◆ **SET EXERCISE**
Gather all lines in the entries below that include the word "Alabama".

* * * *

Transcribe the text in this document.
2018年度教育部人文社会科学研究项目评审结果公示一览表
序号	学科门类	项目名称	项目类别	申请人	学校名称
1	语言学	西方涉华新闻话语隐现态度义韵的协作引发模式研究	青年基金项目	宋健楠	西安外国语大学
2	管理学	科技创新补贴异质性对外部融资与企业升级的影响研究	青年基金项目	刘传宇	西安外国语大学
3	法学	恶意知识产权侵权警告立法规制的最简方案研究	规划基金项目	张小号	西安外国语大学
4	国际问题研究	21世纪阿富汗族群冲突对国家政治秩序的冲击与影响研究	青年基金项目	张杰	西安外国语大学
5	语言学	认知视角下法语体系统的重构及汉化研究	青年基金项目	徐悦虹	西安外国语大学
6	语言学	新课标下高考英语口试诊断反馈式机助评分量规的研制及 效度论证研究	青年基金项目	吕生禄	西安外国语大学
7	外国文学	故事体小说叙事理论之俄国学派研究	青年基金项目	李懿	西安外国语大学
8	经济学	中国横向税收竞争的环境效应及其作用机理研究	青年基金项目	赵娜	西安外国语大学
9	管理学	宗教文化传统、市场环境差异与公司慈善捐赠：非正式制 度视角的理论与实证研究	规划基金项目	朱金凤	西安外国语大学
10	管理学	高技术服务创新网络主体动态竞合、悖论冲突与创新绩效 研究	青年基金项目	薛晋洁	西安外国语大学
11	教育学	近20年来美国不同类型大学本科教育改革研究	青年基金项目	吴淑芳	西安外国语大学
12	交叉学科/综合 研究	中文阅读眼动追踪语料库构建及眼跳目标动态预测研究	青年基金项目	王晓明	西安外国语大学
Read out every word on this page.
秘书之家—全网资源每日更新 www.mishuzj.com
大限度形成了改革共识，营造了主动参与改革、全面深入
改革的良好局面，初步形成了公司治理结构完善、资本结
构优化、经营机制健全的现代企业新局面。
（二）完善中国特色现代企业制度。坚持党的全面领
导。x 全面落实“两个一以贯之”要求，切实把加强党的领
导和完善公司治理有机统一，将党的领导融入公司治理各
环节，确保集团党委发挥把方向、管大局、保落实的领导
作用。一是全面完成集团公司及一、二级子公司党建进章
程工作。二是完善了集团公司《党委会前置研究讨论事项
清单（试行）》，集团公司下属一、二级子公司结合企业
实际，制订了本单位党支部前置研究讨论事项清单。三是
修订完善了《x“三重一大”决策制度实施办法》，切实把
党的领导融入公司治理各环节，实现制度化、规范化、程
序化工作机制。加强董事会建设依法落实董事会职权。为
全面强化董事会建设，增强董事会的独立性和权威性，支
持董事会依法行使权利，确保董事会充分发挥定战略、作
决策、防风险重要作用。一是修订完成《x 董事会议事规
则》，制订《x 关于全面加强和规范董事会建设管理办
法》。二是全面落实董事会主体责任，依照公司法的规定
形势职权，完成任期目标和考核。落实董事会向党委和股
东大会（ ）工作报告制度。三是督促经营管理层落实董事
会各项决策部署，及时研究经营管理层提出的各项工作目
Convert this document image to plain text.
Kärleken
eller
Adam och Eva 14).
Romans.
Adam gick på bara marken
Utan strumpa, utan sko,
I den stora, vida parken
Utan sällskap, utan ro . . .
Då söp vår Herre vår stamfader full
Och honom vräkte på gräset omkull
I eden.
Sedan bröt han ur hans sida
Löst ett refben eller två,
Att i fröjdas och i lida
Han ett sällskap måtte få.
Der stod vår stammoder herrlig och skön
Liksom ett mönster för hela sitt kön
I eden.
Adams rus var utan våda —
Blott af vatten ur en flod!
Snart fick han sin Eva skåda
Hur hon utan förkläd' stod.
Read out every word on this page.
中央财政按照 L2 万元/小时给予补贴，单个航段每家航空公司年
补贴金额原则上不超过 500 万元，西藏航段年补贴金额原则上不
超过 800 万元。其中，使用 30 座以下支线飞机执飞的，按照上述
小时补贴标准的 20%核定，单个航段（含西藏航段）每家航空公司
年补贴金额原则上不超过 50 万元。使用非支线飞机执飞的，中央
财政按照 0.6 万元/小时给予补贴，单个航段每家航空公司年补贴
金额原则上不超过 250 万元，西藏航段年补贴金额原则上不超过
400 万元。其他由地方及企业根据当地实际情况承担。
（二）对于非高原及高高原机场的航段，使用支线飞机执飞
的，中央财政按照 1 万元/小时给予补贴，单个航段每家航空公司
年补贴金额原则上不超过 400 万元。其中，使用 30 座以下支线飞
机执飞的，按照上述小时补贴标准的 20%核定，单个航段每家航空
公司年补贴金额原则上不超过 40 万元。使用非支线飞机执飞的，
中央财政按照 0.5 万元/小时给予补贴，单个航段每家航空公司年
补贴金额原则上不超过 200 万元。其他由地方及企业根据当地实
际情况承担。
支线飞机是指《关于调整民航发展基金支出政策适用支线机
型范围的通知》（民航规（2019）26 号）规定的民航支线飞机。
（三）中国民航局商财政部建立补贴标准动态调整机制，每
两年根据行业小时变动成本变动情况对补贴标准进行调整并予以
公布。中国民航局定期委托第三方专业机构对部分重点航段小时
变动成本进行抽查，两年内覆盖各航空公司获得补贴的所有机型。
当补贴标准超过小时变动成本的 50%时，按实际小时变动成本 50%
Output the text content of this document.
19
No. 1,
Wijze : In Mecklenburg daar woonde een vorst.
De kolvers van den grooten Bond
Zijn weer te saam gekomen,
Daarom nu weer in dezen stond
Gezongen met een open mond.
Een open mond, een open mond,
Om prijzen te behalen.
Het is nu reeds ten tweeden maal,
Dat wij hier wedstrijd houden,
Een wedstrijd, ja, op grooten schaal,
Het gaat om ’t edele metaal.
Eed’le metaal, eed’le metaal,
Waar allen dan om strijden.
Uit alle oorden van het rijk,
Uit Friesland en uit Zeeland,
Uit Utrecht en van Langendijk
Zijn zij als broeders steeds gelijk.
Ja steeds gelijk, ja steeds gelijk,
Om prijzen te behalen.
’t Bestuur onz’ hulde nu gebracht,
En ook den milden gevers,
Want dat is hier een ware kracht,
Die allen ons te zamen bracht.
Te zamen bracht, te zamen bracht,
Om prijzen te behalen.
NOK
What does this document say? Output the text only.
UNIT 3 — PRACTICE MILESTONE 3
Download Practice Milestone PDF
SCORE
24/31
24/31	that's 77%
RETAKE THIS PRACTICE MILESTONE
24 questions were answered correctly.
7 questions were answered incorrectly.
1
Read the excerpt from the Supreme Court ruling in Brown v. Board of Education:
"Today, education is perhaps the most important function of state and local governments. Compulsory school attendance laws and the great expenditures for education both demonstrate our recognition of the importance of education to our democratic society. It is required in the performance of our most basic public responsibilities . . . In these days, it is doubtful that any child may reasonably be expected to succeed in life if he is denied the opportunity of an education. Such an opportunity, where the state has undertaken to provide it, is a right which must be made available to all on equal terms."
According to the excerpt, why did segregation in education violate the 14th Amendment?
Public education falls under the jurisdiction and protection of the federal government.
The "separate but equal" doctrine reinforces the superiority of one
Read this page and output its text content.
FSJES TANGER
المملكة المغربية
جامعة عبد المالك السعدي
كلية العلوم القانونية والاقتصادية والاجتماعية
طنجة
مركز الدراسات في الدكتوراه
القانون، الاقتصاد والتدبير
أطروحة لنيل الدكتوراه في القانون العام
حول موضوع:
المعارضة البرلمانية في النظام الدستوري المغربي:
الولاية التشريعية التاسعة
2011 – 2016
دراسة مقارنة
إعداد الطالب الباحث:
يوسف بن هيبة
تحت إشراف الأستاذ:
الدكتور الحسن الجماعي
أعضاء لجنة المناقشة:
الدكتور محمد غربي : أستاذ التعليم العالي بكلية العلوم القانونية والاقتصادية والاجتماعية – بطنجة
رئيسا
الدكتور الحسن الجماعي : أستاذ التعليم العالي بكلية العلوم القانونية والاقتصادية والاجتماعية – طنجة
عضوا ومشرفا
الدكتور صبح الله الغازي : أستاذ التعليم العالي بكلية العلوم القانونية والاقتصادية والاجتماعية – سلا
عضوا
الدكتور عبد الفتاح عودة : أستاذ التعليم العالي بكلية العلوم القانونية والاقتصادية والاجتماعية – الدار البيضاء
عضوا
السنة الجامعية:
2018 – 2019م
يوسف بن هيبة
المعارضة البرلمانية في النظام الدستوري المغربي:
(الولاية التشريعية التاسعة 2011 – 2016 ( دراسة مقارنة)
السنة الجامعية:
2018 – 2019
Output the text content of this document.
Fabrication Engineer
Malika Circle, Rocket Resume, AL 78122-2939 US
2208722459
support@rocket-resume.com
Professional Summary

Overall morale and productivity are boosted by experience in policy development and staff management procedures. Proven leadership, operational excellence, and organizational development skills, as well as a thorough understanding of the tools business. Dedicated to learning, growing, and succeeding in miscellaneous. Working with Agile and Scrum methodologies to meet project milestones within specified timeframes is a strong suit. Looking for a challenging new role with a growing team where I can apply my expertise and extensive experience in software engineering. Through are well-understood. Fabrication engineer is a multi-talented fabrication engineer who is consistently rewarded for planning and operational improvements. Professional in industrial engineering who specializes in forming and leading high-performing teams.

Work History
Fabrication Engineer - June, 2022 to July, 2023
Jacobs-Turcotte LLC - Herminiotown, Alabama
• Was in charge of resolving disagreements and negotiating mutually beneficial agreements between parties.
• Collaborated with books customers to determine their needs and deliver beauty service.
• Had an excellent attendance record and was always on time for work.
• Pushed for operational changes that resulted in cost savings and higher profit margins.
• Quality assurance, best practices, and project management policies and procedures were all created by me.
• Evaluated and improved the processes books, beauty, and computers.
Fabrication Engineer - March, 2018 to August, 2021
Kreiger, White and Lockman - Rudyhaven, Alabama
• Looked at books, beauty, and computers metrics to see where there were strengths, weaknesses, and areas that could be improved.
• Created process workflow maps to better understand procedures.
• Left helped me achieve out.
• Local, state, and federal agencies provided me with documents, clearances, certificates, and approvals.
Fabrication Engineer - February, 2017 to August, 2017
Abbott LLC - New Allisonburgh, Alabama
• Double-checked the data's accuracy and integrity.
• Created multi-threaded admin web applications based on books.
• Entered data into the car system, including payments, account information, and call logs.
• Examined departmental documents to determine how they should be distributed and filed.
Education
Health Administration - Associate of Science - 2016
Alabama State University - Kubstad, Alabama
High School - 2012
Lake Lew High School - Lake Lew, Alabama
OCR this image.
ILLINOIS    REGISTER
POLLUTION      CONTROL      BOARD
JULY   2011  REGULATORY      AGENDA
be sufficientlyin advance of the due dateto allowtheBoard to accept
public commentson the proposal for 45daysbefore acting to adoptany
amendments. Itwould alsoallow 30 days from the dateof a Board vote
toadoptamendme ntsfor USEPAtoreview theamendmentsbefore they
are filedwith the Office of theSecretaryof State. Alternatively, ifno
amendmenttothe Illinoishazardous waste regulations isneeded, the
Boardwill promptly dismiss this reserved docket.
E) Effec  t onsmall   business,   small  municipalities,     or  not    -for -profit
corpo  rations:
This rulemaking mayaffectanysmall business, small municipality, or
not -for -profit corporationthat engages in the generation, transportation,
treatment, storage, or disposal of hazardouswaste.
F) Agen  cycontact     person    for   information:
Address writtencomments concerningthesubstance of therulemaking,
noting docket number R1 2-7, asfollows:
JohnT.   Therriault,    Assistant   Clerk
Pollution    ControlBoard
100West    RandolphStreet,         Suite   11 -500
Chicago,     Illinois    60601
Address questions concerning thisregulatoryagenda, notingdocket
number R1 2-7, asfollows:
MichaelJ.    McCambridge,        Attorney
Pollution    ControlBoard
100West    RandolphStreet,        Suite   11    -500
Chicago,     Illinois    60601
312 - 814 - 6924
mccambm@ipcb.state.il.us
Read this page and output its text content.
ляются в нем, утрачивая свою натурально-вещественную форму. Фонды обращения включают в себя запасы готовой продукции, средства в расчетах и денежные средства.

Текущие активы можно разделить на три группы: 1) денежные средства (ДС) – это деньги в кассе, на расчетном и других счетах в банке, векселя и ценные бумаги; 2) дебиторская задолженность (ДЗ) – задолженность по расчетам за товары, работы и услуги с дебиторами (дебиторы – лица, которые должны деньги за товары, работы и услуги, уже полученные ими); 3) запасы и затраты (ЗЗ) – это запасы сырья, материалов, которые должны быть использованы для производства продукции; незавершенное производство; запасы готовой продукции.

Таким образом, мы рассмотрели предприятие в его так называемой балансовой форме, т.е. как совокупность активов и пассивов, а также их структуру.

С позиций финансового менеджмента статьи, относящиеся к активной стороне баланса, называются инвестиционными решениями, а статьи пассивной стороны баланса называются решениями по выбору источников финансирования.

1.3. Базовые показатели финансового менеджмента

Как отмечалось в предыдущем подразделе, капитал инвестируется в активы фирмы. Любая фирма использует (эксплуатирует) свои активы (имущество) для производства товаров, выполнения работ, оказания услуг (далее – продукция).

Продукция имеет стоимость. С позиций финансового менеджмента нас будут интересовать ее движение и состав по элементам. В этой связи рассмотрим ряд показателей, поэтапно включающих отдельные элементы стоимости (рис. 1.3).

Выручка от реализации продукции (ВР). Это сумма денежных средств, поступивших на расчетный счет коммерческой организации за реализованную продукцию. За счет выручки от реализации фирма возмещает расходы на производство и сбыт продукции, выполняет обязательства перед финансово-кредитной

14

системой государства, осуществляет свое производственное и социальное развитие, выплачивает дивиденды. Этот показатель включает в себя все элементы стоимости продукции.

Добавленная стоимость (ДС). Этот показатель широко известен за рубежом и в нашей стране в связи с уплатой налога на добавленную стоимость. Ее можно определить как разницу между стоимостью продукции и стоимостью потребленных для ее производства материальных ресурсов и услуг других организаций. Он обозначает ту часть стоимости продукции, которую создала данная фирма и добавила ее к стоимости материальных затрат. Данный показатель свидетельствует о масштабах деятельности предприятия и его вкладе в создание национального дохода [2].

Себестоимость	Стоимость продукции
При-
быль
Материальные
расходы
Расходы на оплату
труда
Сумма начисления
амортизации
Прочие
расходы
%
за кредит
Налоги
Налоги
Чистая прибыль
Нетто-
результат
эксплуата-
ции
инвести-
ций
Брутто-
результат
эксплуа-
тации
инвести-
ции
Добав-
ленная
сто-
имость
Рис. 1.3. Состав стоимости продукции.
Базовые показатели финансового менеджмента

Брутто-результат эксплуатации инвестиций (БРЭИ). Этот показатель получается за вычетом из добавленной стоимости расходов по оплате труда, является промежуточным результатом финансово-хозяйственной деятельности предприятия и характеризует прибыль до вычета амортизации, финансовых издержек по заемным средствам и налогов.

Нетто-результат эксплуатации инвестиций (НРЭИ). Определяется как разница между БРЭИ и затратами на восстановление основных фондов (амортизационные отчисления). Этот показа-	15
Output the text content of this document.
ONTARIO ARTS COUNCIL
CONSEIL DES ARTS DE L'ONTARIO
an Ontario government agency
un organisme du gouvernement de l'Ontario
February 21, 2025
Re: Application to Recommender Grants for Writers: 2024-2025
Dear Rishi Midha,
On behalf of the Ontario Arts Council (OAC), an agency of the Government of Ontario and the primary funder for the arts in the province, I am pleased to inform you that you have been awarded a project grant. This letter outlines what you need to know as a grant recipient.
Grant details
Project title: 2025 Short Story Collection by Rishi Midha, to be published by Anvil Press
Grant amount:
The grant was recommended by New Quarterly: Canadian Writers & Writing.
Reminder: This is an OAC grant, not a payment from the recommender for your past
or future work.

* * * *

◆ **ANSWER BELOW**
Jacobs-Turcotte LLC - Herminiotown, Alabama
Kreiger, White and Lockman - Rudyhaven, Alabama
Abbott LLC - New Allisonburgh, Alabama
Alabama State University - Kubstad, Alabama
Lake Lew High School - Lake Lew, Alabama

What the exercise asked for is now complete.